--- start of Raw data ---
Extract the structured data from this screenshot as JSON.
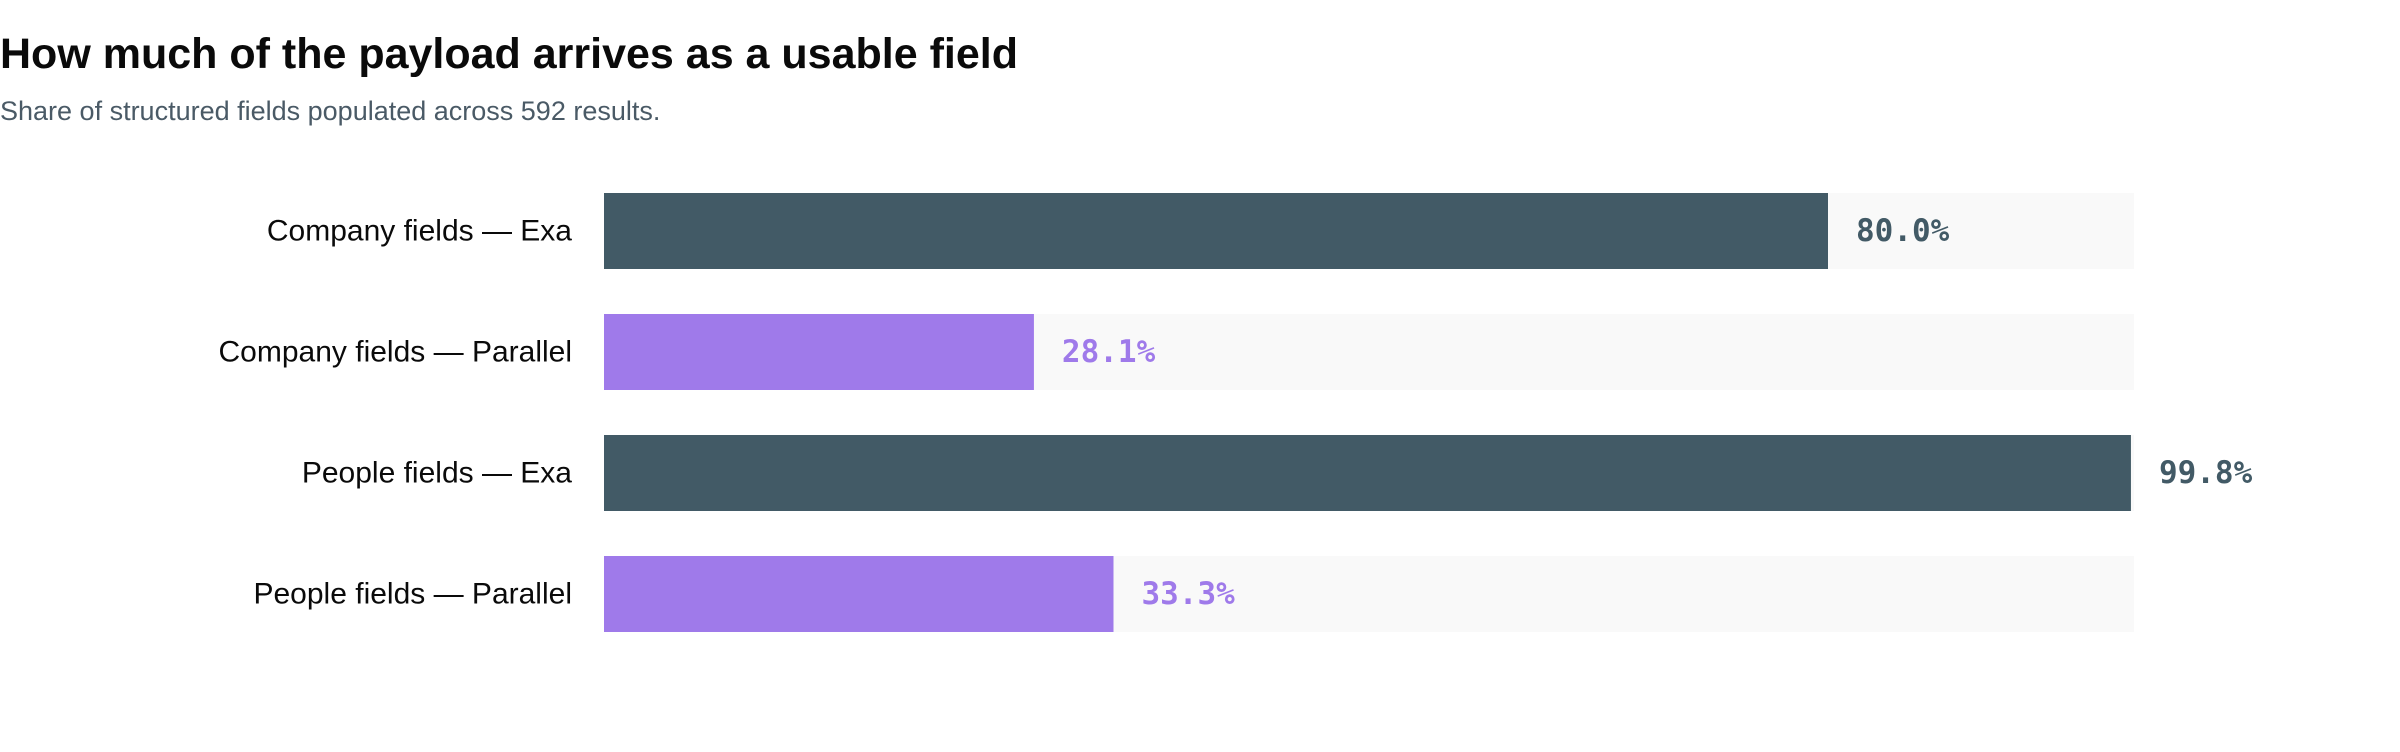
{
  "chart_data": {
    "type": "bar",
    "orientation": "horizontal",
    "title": "How much of the payload arrives as a usable field",
    "subtitle": "Share of structured fields populated across 592 results.",
    "categories": [
      "Company fields — Exa",
      "Company fields — Parallel",
      "People fields — Exa",
      "People fields — Parallel"
    ],
    "values": [
      80.0,
      28.1,
      99.8,
      33.3
    ],
    "value_labels": [
      "80.0%",
      "28.1%",
      "99.8%",
      "33.3%"
    ],
    "xlim": [
      0,
      100
    ],
    "colors": [
      "#425a66",
      "#9f7aea",
      "#425a66",
      "#9f7aea"
    ],
    "track_color": "#f9f9f9",
    "grid": false,
    "legend": "none"
  }
}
--- end of Raw data ---
> **Required task**: Copy every record above exactly, leaving out the pictures.

> **Answer below**:
Extract the structured data from this screenshot as JSON.
{
  "chart_data": {
    "type": "bar",
    "orientation": "horizontal",
    "title": "How much of the payload arrives as a usable field",
    "subtitle": "Share of structured fields populated across 592 results.",
    "categories": [
      "Company fields — Exa",
      "Company fields — Parallel",
      "People fields — Exa",
      "People fields — Parallel"
    ],
    "values": [
      80.0,
      28.1,
      99.8,
      33.3
    ],
    "value_labels": [
      "80.0%",
      "28.1%",
      "99.8%",
      "33.3%"
    ],
    "xlim": [
      0,
      100
    ],
    "colors": [
      "#425a66",
      "#9f7aea",
      "#425a66",
      "#9f7aea"
    ],
    "track_color": "#f9f9f9",
    "grid": false,
    "legend": "none"
  }
}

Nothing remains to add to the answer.